_Stated task:_ Repeat the listing exactly as given, omitting every image.

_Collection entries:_
(begin)

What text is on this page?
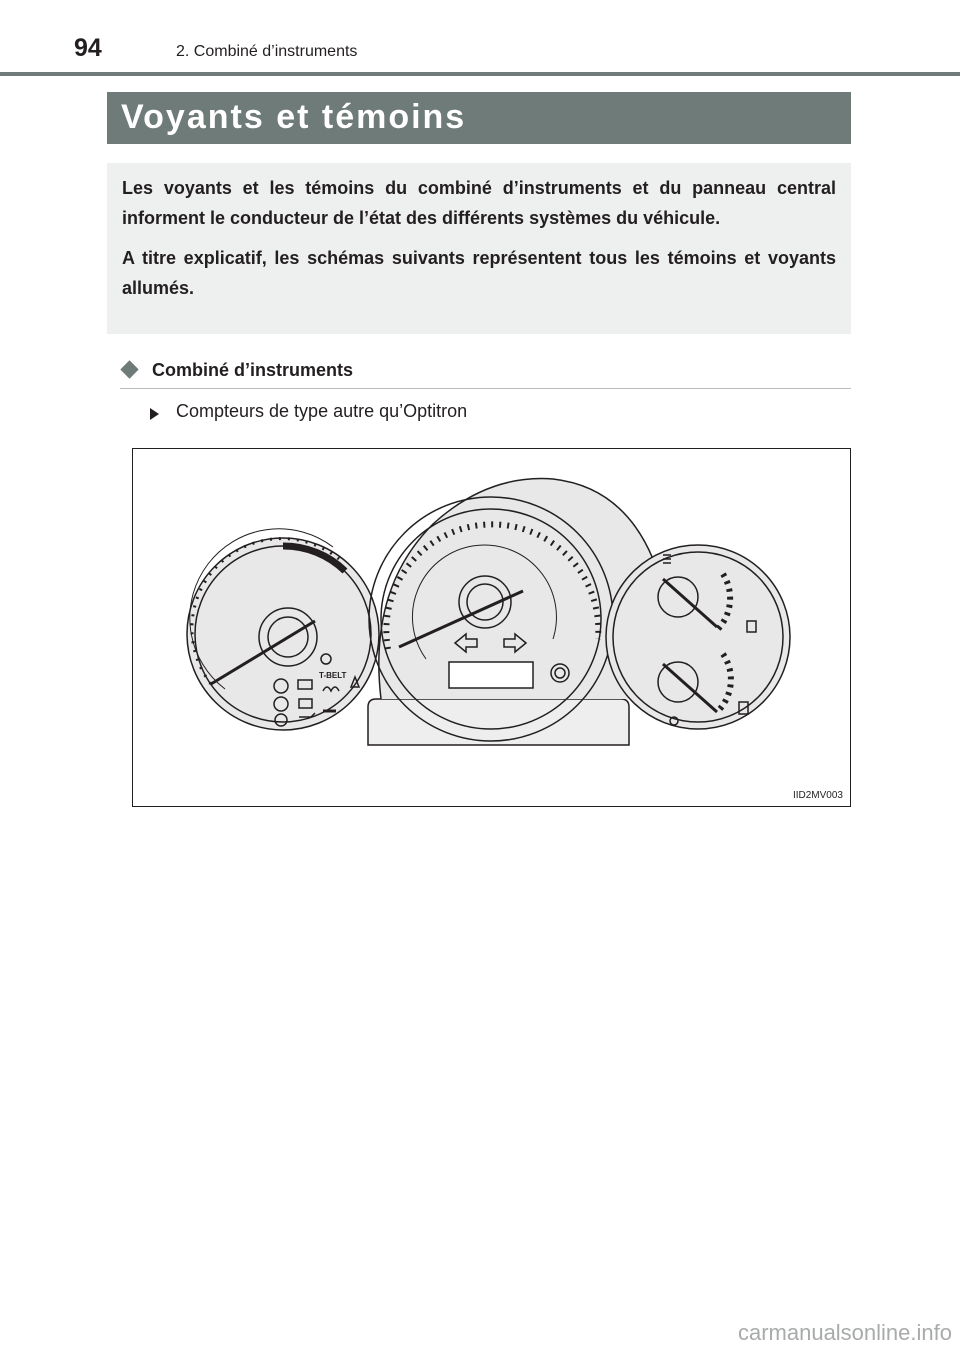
94	2. Combiné d’instruments
Voyants et témoins

Les voyants et les témoins du combiné d’instruments et du panneau central informent le conducteur de l’état des différents systèmes du véhicule.

A titre explicatif, les schémas suivants représentent tous les témoins et voyants allumés.

Combiné d’instruments
Compteurs de type autre qu’Optitron
T-BELT
IID2MV003
carmanualsonline.info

(end)

_Worked answer:_
What text is on this page?
94	2. Combiné d’instruments
Voyants et témoins

Les voyants et les témoins du combiné d’instruments et du panneau central informent le conducteur de l’état des différents systèmes du véhicule.

A titre explicatif, les schémas suivants représentent tous les témoins et voyants allumés.

Combiné d’instruments
Compteurs de type autre qu’Optitron
T-BELT
IID2MV003
carmanualsonline.info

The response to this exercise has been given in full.